■ **Task brief**:
Transcribe all of the material exactly, except for its pictures.

>> start

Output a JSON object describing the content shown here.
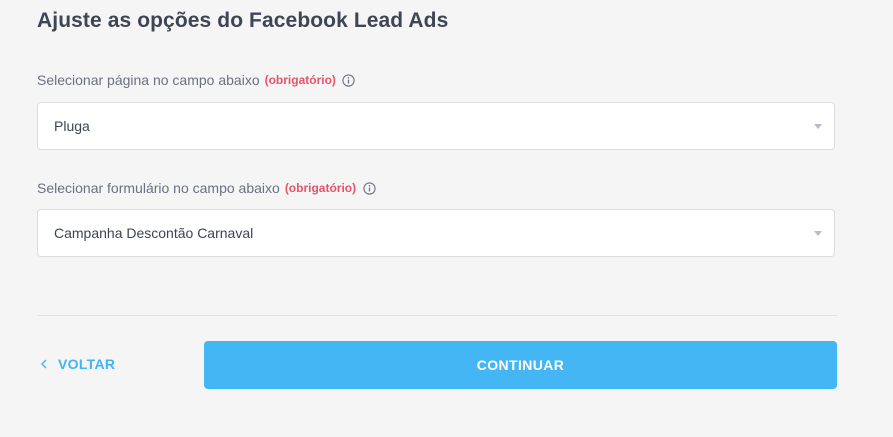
{
  "page": {
    "title": "Ajuste as opções do Facebook Lead Ads"
  },
  "fields": {
    "page_select": {
      "label": "Selecionar página no campo abaixo",
      "required": "(obrigatório)",
      "value": "Pluga"
    },
    "form_select": {
      "label": "Selecionar formulário no campo abaixo",
      "required": "(obrigatório)",
      "value": "Campanha Descontão Carnaval"
    }
  },
  "actions": {
    "back_label": "VOLTAR",
    "continue_label": "CONTINUAR"
  },
  "colors": {
    "accent": "#44b6f4",
    "required": "#e5546b",
    "background": "#f5f5f5"
  },
  "icons": {
    "info": "info-icon",
    "back": "chevron-left-icon",
    "dropdown": "caret-down-icon"
  }
}
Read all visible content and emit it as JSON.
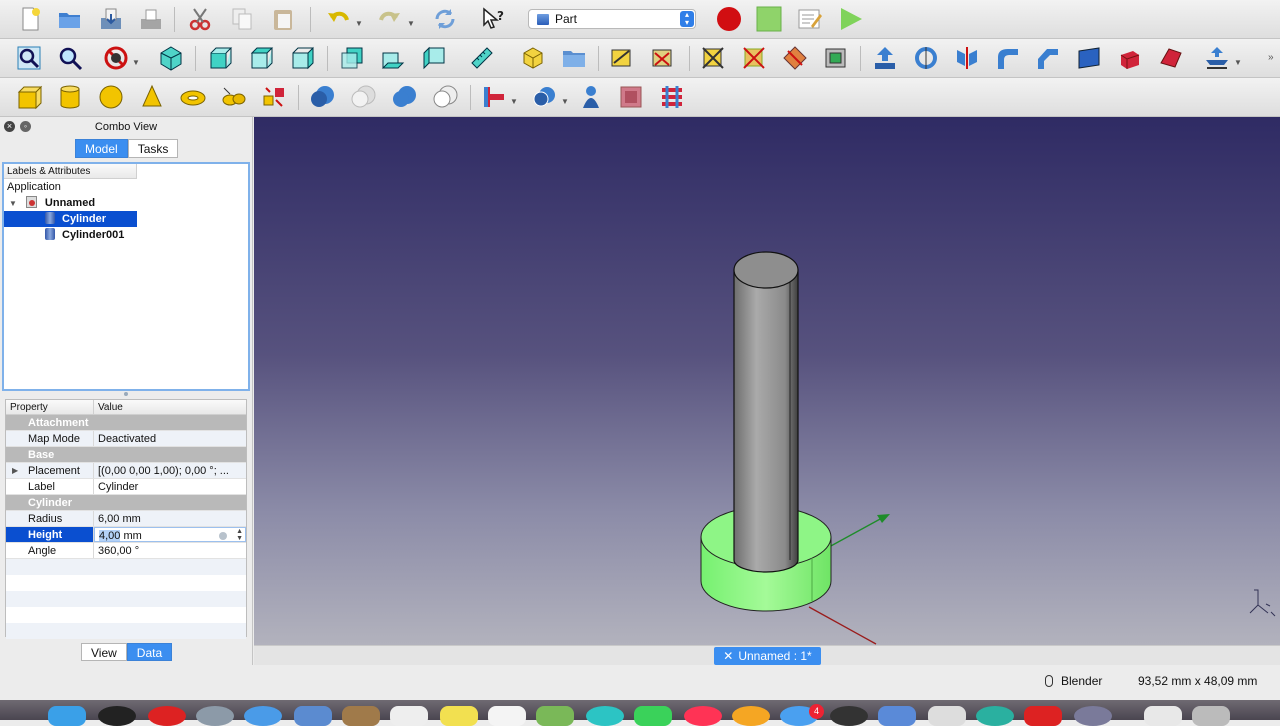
{
  "window": {
    "title": "Combo View"
  },
  "toolbar": {
    "workbench": "Part",
    "row1": [
      "new-icon",
      "open-icon",
      "save-icon",
      "save-as-icon",
      "cut-icon",
      "copy-icon",
      "paste-icon",
      "undo-icon",
      "redo-icon",
      "refresh-icon",
      "whats-this-icon",
      "macro-record-icon",
      "macro-stop-icon",
      "macro-edit-icon",
      "macro-run-icon"
    ],
    "row2": [
      "fit-all-icon",
      "fit-selection-icon",
      "draw-style-icon",
      "isometric-view-icon",
      "front-view-icon",
      "top-view-icon",
      "right-view-icon",
      "rear-view-icon",
      "bottom-view-icon",
      "left-view-icon",
      "measure-distance-icon",
      "make-part-icon",
      "create-group-icon",
      "measure-linear-icon",
      "measure-angular-icon",
      "measure-refresh-icon",
      "measure-clear-icon",
      "measure-toggle-all-icon",
      "measure-toggle-3d-icon",
      "extrude-icon",
      "revolve-icon",
      "mirror-icon",
      "fillet-icon",
      "chamfer-icon",
      "make-face-icon",
      "ruled-surface-icon",
      "loft-icon",
      "section-icon"
    ],
    "row3": [
      "box-icon",
      "cylinder-icon",
      "sphere-icon",
      "cone-icon",
      "torus-icon",
      "tube-icon",
      "primitives-icon",
      "shape-builder-icon",
      "boolean-icon",
      "cut-boolean-icon",
      "fuse-icon",
      "common-icon",
      "join-features-icon",
      "split-features-icon",
      "check-geometry-icon",
      "defeaturing-icon",
      "cross-sections-icon"
    ]
  },
  "combo": {
    "title": "Combo View",
    "tabs": [
      {
        "label": "Model",
        "selected": true
      },
      {
        "label": "Tasks",
        "selected": false
      }
    ],
    "tree": {
      "header": "Labels & Attributes",
      "root": "Application",
      "document": "Unnamed",
      "items": [
        {
          "label": "Cylinder",
          "selected": true
        },
        {
          "label": "Cylinder001",
          "selected": false
        }
      ]
    },
    "properties": {
      "headers": {
        "property": "Property",
        "value": "Value"
      },
      "groups": [
        {
          "name": "Attachment",
          "rows": [
            {
              "name": "Map Mode",
              "value": "Deactivated"
            }
          ]
        },
        {
          "name": "Base",
          "rows": [
            {
              "name": "Placement",
              "value": "[(0,00 0,00 1,00); 0,00 °; ...",
              "expandable": true
            },
            {
              "name": "Label",
              "value": "Cylinder"
            }
          ]
        },
        {
          "name": "Cylinder",
          "rows": [
            {
              "name": "Radius",
              "value": "6,00 mm"
            },
            {
              "name": "Height",
              "value_selected": "4,00",
              "value_rest": " mm",
              "editing": true
            },
            {
              "name": "Angle",
              "value": "360,00 °"
            }
          ]
        }
      ]
    },
    "view_tabs": [
      {
        "label": "View",
        "selected": false
      },
      {
        "label": "Data",
        "selected": true
      }
    ]
  },
  "document_tab": {
    "label": "Unnamed : 1*"
  },
  "status": {
    "navigation_style": "Blender",
    "dimensions": "93,52 mm x 48,09 mm"
  },
  "colors": {
    "accent": "#3b8ef0",
    "selection": "#0a4fd0",
    "selected_shape": "#7ef27a",
    "shape_gray": "#8a8a8a"
  },
  "dock": {
    "badges": [
      "4"
    ]
  }
}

>> end

■ **Problem solution**:
Output a JSON object describing the content shown here.
{
  "page": {
    "title": "Ajuste as opções do Facebook Lead Ads"
  },
  "fields": {
    "page_select": {
      "label": "Selecionar página no campo abaixo",
      "required": "(obrigatório)",
      "value": "Pluga"
    },
    "form_select": {
      "label": "Selecionar formulário no campo abaixo",
      "required": "(obrigatório)",
      "value": "Campanha Descontão Carnaval"
    }
  },
  "actions": {
    "back_label": "VOLTAR",
    "continue_label": "CONTINUAR"
  },
  "colors": {
    "accent": "#44b6f4",
    "required": "#e5546b",
    "background": "#f5f5f5"
  },
  "icons": {
    "info": "info-icon",
    "back": "chevron-left-icon",
    "dropdown": "caret-down-icon"
  }
}
Read all visible content and emit it as JSON.
{
  "window": {
    "title": "Combo View"
  },
  "toolbar": {
    "workbench": "Part",
    "row1": [
      "new-icon",
      "open-icon",
      "save-icon",
      "save-as-icon",
      "cut-icon",
      "copy-icon",
      "paste-icon",
      "undo-icon",
      "redo-icon",
      "refresh-icon",
      "whats-this-icon",
      "macro-record-icon",
      "macro-stop-icon",
      "macro-edit-icon",
      "macro-run-icon"
    ],
    "row2": [
      "fit-all-icon",
      "fit-selection-icon",
      "draw-style-icon",
      "isometric-view-icon",
      "front-view-icon",
      "top-view-icon",
      "right-view-icon",
      "rear-view-icon",
      "bottom-view-icon",
      "left-view-icon",
      "measure-distance-icon",
      "make-part-icon",
      "create-group-icon",
      "measure-linear-icon",
      "measure-angular-icon",
      "measure-refresh-icon",
      "measure-clear-icon",
      "measure-toggle-all-icon",
      "measure-toggle-3d-icon",
      "extrude-icon",
      "revolve-icon",
      "mirror-icon",
      "fillet-icon",
      "chamfer-icon",
      "make-face-icon",
      "ruled-surface-icon",
      "loft-icon",
      "section-icon"
    ],
    "row3": [
      "box-icon",
      "cylinder-icon",
      "sphere-icon",
      "cone-icon",
      "torus-icon",
      "tube-icon",
      "primitives-icon",
      "shape-builder-icon",
      "boolean-icon",
      "cut-boolean-icon",
      "fuse-icon",
      "common-icon",
      "join-features-icon",
      "split-features-icon",
      "check-geometry-icon",
      "defeaturing-icon",
      "cross-sections-icon"
    ]
  },
  "combo": {
    "title": "Combo View",
    "tabs": [
      {
        "label": "Model",
        "selected": true
      },
      {
        "label": "Tasks",
        "selected": false
      }
    ],
    "tree": {
      "header": "Labels & Attributes",
      "root": "Application",
      "document": "Unnamed",
      "items": [
        {
          "label": "Cylinder",
          "selected": true
        },
        {
          "label": "Cylinder001",
          "selected": false
        }
      ]
    },
    "properties": {
      "headers": {
        "property": "Property",
        "value": "Value"
      },
      "groups": [
        {
          "name": "Attachment",
          "rows": [
            {
              "name": "Map Mode",
              "value": "Deactivated"
            }
          ]
        },
        {
          "name": "Base",
          "rows": [
            {
              "name": "Placement",
              "value": "[(0,00 0,00 1,00); 0,00 °; ...",
              "expandable": true
            },
            {
              "name": "Label",
              "value": "Cylinder"
            }
          ]
        },
        {
          "name": "Cylinder",
          "rows": [
            {
              "name": "Radius",
              "value": "6,00 mm"
            },
            {
              "name": "Height",
              "value_selected": "4,00",
              "value_rest": " mm",
              "editing": true
            },
            {
              "name": "Angle",
              "value": "360,00 °"
            }
          ]
        }
      ]
    },
    "view_tabs": [
      {
        "label": "View",
        "selected": false
      },
      {
        "label": "Data",
        "selected": true
      }
    ]
  },
  "document_tab": {
    "label": "Unnamed : 1*"
  },
  "status": {
    "navigation_style": "Blender",
    "dimensions": "93,52 mm x 48,09 mm"
  },
  "colors": {
    "accent": "#3b8ef0",
    "selection": "#0a4fd0",
    "selected_shape": "#7ef27a",
    "shape_gray": "#8a8a8a"
  },
  "dock": {
    "badges": [
      "4"
    ]
  }
}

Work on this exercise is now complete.